# DATASET

^^^^

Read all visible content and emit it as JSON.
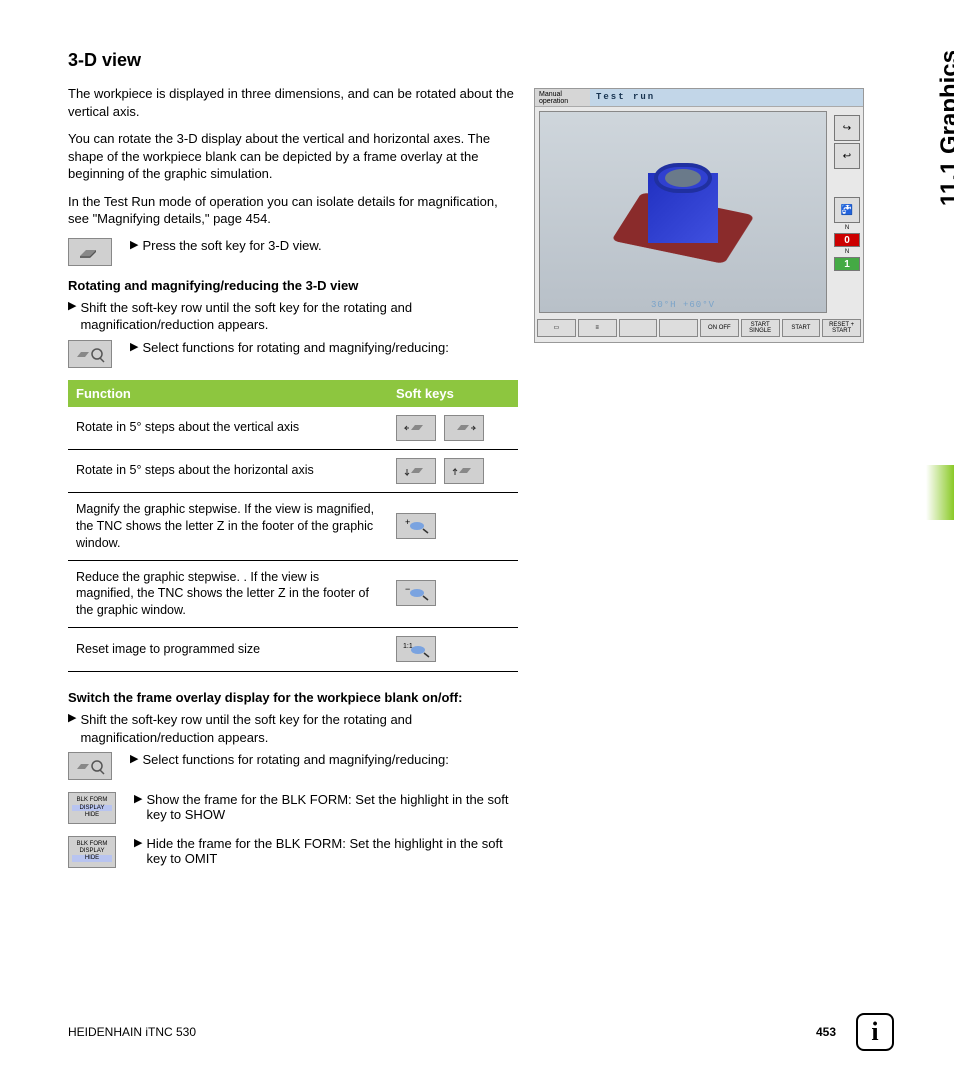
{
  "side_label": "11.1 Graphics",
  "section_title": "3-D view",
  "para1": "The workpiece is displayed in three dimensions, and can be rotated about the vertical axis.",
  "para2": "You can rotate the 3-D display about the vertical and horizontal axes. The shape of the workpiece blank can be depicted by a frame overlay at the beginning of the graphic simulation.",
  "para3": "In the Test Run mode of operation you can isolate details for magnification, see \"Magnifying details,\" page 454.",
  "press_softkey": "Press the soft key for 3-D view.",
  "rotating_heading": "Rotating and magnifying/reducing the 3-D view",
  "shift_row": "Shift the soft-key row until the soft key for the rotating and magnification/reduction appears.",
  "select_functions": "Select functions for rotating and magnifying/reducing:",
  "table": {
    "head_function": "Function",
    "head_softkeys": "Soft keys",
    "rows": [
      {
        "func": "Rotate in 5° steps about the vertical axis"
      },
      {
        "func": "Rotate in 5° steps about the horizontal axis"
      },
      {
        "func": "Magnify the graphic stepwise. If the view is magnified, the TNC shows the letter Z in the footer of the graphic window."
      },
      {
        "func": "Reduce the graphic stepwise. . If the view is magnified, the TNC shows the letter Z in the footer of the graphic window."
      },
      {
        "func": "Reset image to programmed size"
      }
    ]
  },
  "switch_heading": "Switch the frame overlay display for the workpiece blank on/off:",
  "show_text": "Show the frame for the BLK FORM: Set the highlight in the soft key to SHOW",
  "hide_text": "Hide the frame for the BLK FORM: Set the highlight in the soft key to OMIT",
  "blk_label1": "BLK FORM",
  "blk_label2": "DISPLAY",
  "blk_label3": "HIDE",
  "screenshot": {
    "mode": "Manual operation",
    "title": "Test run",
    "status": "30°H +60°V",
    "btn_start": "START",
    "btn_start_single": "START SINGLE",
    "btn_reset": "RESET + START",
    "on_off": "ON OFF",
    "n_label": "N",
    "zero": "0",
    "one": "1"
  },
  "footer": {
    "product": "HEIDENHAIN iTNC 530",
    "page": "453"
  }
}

^^^^

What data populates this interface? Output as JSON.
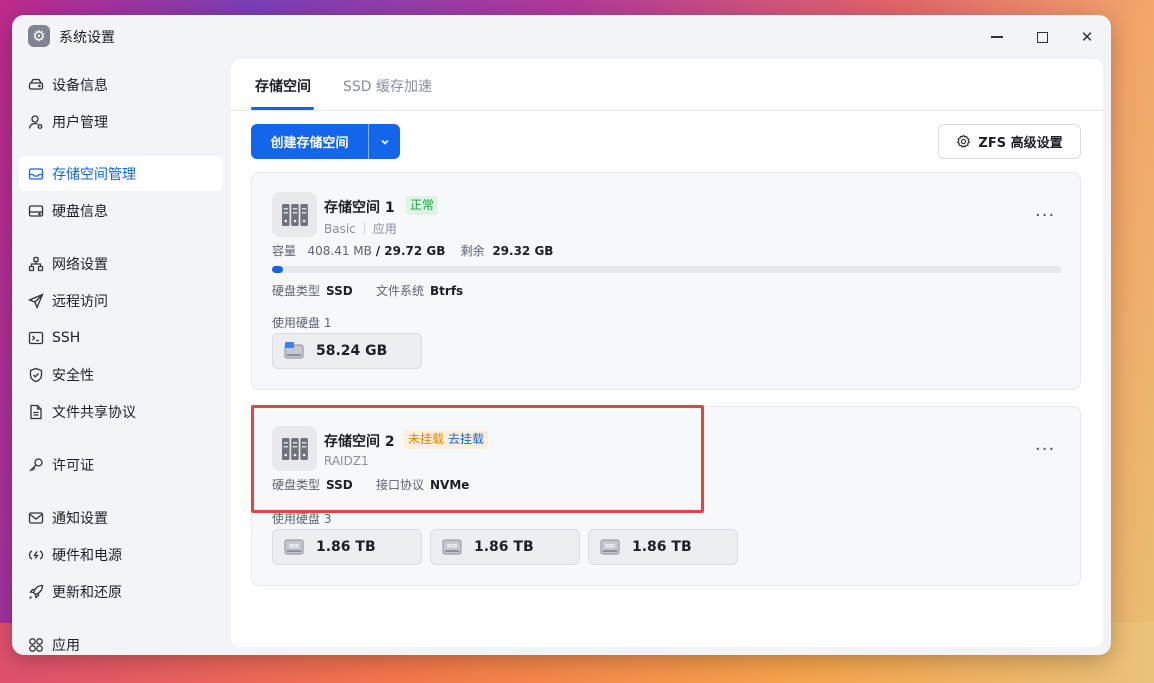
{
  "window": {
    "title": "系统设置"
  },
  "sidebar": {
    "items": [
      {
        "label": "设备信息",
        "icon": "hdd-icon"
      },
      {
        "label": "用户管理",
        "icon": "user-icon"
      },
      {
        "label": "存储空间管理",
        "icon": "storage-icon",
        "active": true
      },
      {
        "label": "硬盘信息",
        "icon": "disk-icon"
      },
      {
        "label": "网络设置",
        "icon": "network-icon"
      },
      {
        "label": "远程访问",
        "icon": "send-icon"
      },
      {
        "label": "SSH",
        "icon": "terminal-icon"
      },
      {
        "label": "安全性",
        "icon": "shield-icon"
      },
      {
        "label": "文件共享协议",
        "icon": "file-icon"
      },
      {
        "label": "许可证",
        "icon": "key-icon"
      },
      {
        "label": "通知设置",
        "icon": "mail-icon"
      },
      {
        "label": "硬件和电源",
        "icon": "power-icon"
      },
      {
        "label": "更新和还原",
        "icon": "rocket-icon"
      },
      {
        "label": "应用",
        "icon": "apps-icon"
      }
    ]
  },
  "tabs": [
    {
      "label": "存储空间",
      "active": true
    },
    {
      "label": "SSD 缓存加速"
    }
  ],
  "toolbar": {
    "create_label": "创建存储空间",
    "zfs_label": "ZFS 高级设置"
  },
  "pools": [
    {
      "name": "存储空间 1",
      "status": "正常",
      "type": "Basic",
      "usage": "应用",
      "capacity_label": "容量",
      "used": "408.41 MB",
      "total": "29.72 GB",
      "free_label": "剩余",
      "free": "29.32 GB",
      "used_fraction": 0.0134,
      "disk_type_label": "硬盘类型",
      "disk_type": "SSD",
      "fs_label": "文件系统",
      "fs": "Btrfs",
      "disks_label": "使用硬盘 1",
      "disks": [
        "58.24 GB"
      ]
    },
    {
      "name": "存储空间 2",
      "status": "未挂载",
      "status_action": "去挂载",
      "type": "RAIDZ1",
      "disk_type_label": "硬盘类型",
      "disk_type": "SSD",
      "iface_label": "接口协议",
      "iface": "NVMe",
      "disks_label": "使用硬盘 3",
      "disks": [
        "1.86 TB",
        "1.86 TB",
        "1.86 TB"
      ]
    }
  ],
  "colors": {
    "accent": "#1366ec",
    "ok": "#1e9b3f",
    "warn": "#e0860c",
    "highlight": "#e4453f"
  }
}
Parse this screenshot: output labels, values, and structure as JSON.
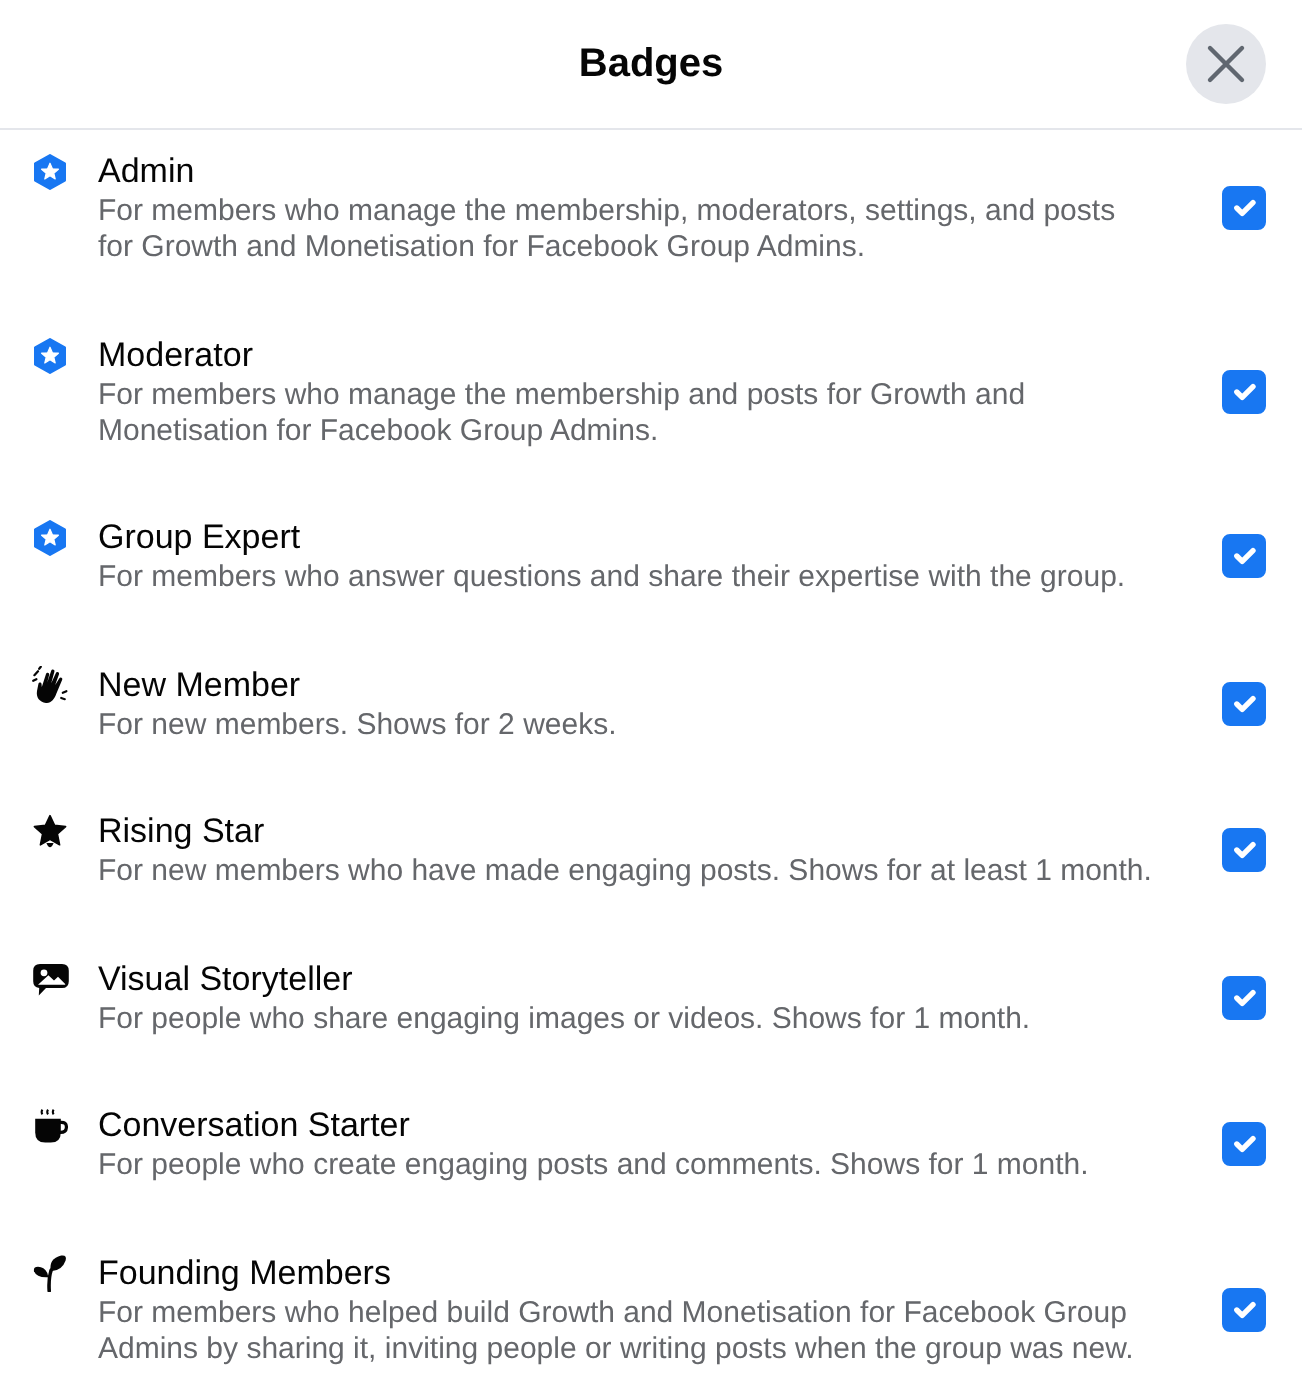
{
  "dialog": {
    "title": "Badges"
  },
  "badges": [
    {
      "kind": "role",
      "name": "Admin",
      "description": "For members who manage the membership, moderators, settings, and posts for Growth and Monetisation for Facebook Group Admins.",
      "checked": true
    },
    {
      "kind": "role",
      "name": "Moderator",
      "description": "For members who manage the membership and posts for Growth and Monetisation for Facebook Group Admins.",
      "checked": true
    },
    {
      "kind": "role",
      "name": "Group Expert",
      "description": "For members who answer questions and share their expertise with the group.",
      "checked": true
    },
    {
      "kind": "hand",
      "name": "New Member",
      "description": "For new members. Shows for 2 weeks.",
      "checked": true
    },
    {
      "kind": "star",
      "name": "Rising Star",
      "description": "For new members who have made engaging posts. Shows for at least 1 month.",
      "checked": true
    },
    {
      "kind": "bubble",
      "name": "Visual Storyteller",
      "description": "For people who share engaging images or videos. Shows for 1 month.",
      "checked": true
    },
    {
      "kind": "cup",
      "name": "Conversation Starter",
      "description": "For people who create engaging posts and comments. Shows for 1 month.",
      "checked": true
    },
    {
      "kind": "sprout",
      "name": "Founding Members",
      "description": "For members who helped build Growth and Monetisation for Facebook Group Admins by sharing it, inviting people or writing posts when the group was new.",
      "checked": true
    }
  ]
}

^^^^

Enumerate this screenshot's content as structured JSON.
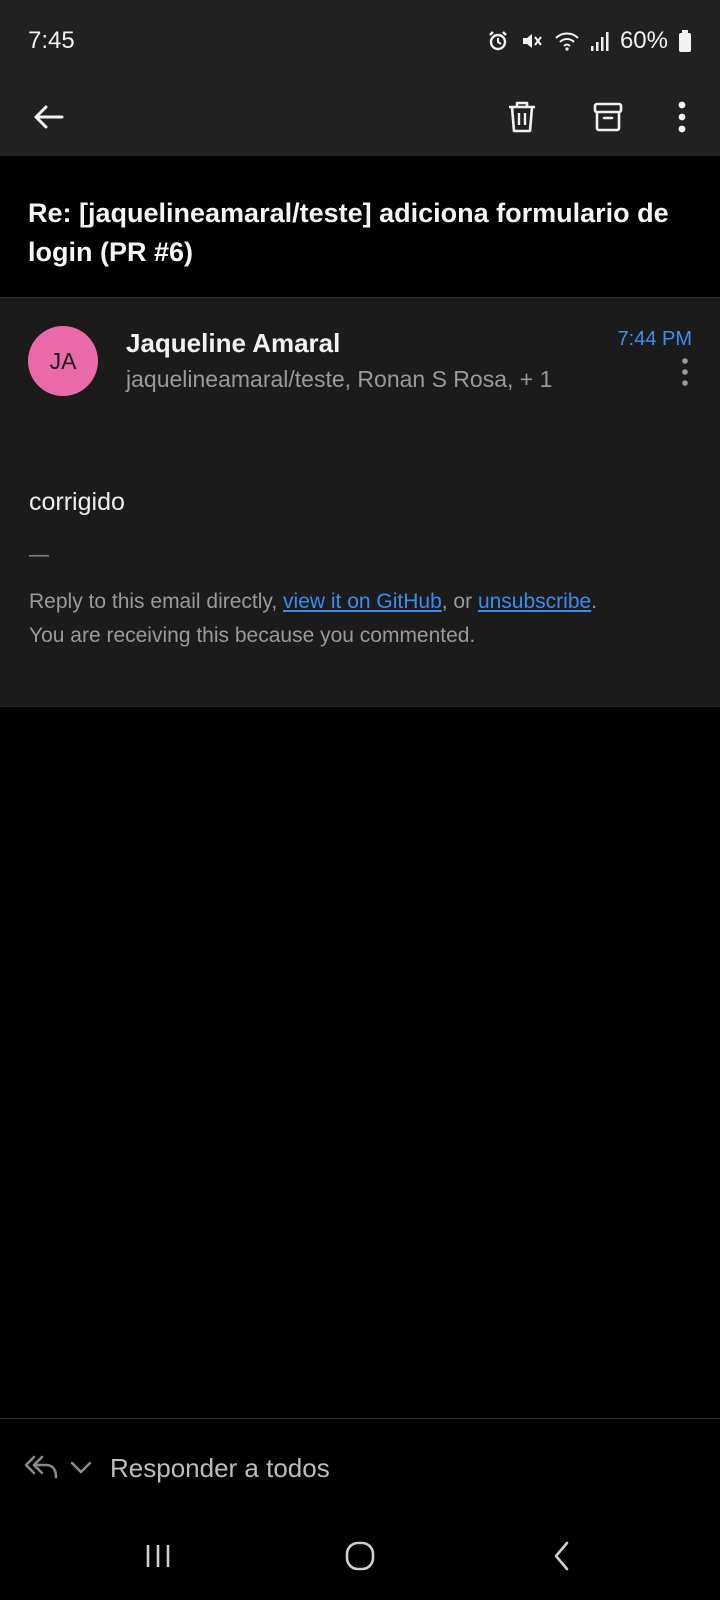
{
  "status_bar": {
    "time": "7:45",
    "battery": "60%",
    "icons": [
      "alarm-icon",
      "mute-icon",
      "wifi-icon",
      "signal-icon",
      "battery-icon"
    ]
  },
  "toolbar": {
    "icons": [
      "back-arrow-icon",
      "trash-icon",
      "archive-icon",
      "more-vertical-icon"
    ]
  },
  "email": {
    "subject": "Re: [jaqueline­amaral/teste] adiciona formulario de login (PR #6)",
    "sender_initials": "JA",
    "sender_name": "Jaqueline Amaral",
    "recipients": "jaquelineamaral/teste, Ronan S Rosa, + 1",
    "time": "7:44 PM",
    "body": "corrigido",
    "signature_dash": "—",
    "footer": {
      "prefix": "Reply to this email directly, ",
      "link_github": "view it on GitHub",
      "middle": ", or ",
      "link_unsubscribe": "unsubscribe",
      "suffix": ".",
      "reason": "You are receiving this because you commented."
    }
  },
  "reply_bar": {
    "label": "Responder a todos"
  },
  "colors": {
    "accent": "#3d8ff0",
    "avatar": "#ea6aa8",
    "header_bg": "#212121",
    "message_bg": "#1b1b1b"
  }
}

^^^^

# WHAT NEEDS TO BE DONE
Collect every line from the records above that contains the word "people".

# FINAL RESULT
      "description": "For people who share engaging images or videos. Shows for 1 month.",
      "description": "For people who create engaging posts and comments. Shows for 1 month.",
      "description": "For members who helped build Growth and Monetisation for Facebook Group Admins by sharing it, inviting people or writing posts when the group was new.",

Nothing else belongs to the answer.